**GIVEN INSTRUCTION**
Copy every record below, exactly as written.

**TASK DATA**
━━━━━━━━━━
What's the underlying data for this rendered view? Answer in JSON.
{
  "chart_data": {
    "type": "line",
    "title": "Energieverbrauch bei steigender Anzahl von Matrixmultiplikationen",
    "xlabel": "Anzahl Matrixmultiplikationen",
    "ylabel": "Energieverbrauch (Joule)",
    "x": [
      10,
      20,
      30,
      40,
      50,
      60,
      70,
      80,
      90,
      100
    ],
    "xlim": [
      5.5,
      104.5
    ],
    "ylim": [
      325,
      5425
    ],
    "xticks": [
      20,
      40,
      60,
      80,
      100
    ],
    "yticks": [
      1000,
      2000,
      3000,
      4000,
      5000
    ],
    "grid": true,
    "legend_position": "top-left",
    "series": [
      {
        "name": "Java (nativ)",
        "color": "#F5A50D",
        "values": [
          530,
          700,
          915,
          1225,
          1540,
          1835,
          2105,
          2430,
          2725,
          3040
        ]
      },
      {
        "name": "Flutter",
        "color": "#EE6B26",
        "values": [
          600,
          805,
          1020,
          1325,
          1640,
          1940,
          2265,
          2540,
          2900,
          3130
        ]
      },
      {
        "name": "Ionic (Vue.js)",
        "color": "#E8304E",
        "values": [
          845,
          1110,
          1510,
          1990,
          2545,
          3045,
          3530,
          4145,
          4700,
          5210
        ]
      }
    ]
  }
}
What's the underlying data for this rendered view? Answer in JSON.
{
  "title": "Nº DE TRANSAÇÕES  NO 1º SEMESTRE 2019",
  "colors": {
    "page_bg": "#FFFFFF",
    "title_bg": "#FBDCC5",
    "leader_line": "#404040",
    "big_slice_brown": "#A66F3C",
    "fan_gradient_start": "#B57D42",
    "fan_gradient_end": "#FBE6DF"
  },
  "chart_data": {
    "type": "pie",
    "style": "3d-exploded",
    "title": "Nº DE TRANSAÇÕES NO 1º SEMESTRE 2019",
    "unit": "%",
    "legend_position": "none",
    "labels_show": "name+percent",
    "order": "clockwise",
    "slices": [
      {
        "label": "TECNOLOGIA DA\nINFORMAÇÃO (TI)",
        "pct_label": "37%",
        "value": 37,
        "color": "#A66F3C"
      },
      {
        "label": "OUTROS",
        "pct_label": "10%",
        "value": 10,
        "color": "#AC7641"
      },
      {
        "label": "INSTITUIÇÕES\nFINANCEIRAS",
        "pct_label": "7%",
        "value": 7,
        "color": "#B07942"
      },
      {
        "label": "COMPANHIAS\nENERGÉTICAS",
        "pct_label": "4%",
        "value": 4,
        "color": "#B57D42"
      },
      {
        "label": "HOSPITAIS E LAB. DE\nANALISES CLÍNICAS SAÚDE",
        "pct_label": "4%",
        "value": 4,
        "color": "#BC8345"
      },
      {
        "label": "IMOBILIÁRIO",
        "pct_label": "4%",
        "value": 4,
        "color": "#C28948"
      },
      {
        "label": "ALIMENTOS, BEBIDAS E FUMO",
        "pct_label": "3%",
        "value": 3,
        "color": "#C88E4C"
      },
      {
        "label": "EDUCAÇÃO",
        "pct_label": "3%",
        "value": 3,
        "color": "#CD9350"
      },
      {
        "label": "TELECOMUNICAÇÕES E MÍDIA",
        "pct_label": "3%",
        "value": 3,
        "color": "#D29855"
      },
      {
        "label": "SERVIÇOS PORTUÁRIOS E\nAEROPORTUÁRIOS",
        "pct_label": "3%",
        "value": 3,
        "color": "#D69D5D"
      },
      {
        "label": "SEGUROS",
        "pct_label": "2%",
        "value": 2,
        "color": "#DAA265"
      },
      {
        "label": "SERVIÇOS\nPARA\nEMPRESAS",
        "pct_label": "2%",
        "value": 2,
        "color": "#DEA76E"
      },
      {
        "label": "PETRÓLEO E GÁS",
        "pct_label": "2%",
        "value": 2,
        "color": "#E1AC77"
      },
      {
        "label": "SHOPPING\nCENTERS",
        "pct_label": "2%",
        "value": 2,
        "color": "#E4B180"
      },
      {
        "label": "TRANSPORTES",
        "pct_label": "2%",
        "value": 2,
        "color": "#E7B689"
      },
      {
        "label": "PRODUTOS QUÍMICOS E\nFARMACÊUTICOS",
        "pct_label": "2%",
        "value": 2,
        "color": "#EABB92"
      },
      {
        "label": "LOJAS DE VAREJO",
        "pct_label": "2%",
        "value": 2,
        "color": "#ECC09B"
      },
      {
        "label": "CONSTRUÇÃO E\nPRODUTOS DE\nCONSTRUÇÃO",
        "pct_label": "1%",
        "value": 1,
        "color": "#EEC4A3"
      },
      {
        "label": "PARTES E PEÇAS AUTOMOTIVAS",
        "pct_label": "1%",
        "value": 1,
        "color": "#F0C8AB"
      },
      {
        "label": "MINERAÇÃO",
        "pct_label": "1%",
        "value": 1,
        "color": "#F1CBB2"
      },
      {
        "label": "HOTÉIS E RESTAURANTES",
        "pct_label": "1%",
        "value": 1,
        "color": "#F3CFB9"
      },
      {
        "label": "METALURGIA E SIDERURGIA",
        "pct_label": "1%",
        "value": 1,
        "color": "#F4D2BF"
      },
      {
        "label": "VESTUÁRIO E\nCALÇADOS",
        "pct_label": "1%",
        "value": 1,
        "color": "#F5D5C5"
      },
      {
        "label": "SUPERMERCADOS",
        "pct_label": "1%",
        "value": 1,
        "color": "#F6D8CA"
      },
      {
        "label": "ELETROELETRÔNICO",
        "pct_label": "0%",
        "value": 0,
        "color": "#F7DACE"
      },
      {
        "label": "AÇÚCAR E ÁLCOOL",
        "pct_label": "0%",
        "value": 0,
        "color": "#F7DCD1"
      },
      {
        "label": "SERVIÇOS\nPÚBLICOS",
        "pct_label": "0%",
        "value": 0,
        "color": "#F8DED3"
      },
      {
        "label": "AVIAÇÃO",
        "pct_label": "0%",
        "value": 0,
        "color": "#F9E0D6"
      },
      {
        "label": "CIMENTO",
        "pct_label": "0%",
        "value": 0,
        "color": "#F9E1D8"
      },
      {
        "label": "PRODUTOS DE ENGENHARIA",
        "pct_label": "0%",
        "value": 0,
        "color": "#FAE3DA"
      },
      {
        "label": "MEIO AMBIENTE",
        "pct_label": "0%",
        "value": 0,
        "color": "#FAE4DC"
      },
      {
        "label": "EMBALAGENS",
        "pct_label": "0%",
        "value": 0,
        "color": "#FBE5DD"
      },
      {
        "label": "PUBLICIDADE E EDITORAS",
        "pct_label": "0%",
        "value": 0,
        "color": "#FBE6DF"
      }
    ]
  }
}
━━━━━━━━━━
**REPLY**
What's the underlying data for this rendered view? Answer in JSON.
{
  "chart_data": {
    "type": "line",
    "title": "Energieverbrauch bei steigender Anzahl von Matrixmultiplikationen",
    "xlabel": "Anzahl Matrixmultiplikationen",
    "ylabel": "Energieverbrauch (Joule)",
    "x": [
      10,
      20,
      30,
      40,
      50,
      60,
      70,
      80,
      90,
      100
    ],
    "xlim": [
      5.5,
      104.5
    ],
    "ylim": [
      325,
      5425
    ],
    "xticks": [
      20,
      40,
      60,
      80,
      100
    ],
    "yticks": [
      1000,
      2000,
      3000,
      4000,
      5000
    ],
    "grid": true,
    "legend_position": "top-left",
    "series": [
      {
        "name": "Java (nativ)",
        "color": "#F5A50D",
        "values": [
          530,
          700,
          915,
          1225,
          1540,
          1835,
          2105,
          2430,
          2725,
          3040
        ]
      },
      {
        "name": "Flutter",
        "color": "#EE6B26",
        "values": [
          600,
          805,
          1020,
          1325,
          1640,
          1940,
          2265,
          2540,
          2900,
          3130
        ]
      },
      {
        "name": "Ionic (Vue.js)",
        "color": "#E8304E",
        "values": [
          845,
          1110,
          1510,
          1990,
          2545,
          3045,
          3530,
          4145,
          4700,
          5210
        ]
      }
    ]
  }
}
What's the underlying data for this rendered view? Answer in JSON.
{
  "title": "Nº DE TRANSAÇÕES  NO 1º SEMESTRE 2019",
  "colors": {
    "page_bg": "#FFFFFF",
    "title_bg": "#FBDCC5",
    "leader_line": "#404040",
    "big_slice_brown": "#A66F3C",
    "fan_gradient_start": "#B57D42",
    "fan_gradient_end": "#FBE6DF"
  },
  "chart_data": {
    "type": "pie",
    "style": "3d-exploded",
    "title": "Nº DE TRANSAÇÕES NO 1º SEMESTRE 2019",
    "unit": "%",
    "legend_position": "none",
    "labels_show": "name+percent",
    "order": "clockwise",
    "slices": [
      {
        "label": "TECNOLOGIA DA\nINFORMAÇÃO (TI)",
        "pct_label": "37%",
        "value": 37,
        "color": "#A66F3C"
      },
      {
        "label": "OUTROS",
        "pct_label": "10%",
        "value": 10,
        "color": "#AC7641"
      },
      {
        "label": "INSTITUIÇÕES\nFINANCEIRAS",
        "pct_label": "7%",
        "value": 7,
        "color": "#B07942"
      },
      {
        "label": "COMPANHIAS\nENERGÉTICAS",
        "pct_label": "4%",
        "value": 4,
        "color": "#B57D42"
      },
      {
        "label": "HOSPITAIS E LAB. DE\nANALISES CLÍNICAS SAÚDE",
        "pct_label": "4%",
        "value": 4,
        "color": "#BC8345"
      },
      {
        "label": "IMOBILIÁRIO",
        "pct_label": "4%",
        "value": 4,
        "color": "#C28948"
      },
      {
        "label": "ALIMENTOS, BEBIDAS E FUMO",
        "pct_label": "3%",
        "value": 3,
        "color": "#C88E4C"
      },
      {
        "label": "EDUCAÇÃO",
        "pct_label": "3%",
        "value": 3,
        "color": "#CD9350"
      },
      {
        "label": "TELECOMUNICAÇÕES E MÍDIA",
        "pct_label": "3%",
        "value": 3,
        "color": "#D29855"
      },
      {
        "label": "SERVIÇOS PORTUÁRIOS E\nAEROPORTUÁRIOS",
        "pct_label": "3%",
        "value": 3,
        "color": "#D69D5D"
      },
      {
        "label": "SEGUROS",
        "pct_label": "2%",
        "value": 2,
        "color": "#DAA265"
      },
      {
        "label": "SERVIÇOS\nPARA\nEMPRESAS",
        "pct_label": "2%",
        "value": 2,
        "color": "#DEA76E"
      },
      {
        "label": "PETRÓLEO E GÁS",
        "pct_label": "2%",
        "value": 2,
        "color": "#E1AC77"
      },
      {
        "label": "SHOPPING\nCENTERS",
        "pct_label": "2%",
        "value": 2,
        "color": "#E4B180"
      },
      {
        "label": "TRANSPORTES",
        "pct_label": "2%",
        "value": 2,
        "color": "#E7B689"
      },
      {
        "label": "PRODUTOS QUÍMICOS E\nFARMACÊUTICOS",
        "pct_label": "2%",
        "value": 2,
        "color": "#EABB92"
      },
      {
        "label": "LOJAS DE VAREJO",
        "pct_label": "2%",
        "value": 2,
        "color": "#ECC09B"
      },
      {
        "label": "CONSTRUÇÃO E\nPRODUTOS DE\nCONSTRUÇÃO",
        "pct_label": "1%",
        "value": 1,
        "color": "#EEC4A3"
      },
      {
        "label": "PARTES E PEÇAS AUTOMOTIVAS",
        "pct_label": "1%",
        "value": 1,
        "color": "#F0C8AB"
      },
      {
        "label": "MINERAÇÃO",
        "pct_label": "1%",
        "value": 1,
        "color": "#F1CBB2"
      },
      {
        "label": "HOTÉIS E RESTAURANTES",
        "pct_label": "1%",
        "value": 1,
        "color": "#F3CFB9"
      },
      {
        "label": "METALURGIA E SIDERURGIA",
        "pct_label": "1%",
        "value": 1,
        "color": "#F4D2BF"
      },
      {
        "label": "VESTUÁRIO E\nCALÇADOS",
        "pct_label": "1%",
        "value": 1,
        "color": "#F5D5C5"
      },
      {
        "label": "SUPERMERCADOS",
        "pct_label": "1%",
        "value": 1,
        "color": "#F6D8CA"
      },
      {
        "label": "ELETROELETRÔNICO",
        "pct_label": "0%",
        "value": 0,
        "color": "#F7DACE"
      },
      {
        "label": "AÇÚCAR E ÁLCOOL",
        "pct_label": "0%",
        "value": 0,
        "color": "#F7DCD1"
      },
      {
        "label": "SERVIÇOS\nPÚBLICOS",
        "pct_label": "0%",
        "value": 0,
        "color": "#F8DED3"
      },
      {
        "label": "AVIAÇÃO",
        "pct_label": "0%",
        "value": 0,
        "color": "#F9E0D6"
      },
      {
        "label": "CIMENTO",
        "pct_label": "0%",
        "value": 0,
        "color": "#F9E1D8"
      },
      {
        "label": "PRODUTOS DE ENGENHARIA",
        "pct_label": "0%",
        "value": 0,
        "color": "#FAE3DA"
      },
      {
        "label": "MEIO AMBIENTE",
        "pct_label": "0%",
        "value": 0,
        "color": "#FAE4DC"
      },
      {
        "label": "EMBALAGENS",
        "pct_label": "0%",
        "value": 0,
        "color": "#FBE5DD"
      },
      {
        "label": "PUBLICIDADE E EDITORAS",
        "pct_label": "0%",
        "value": 0,
        "color": "#FBE6DF"
      }
    ]
  }
}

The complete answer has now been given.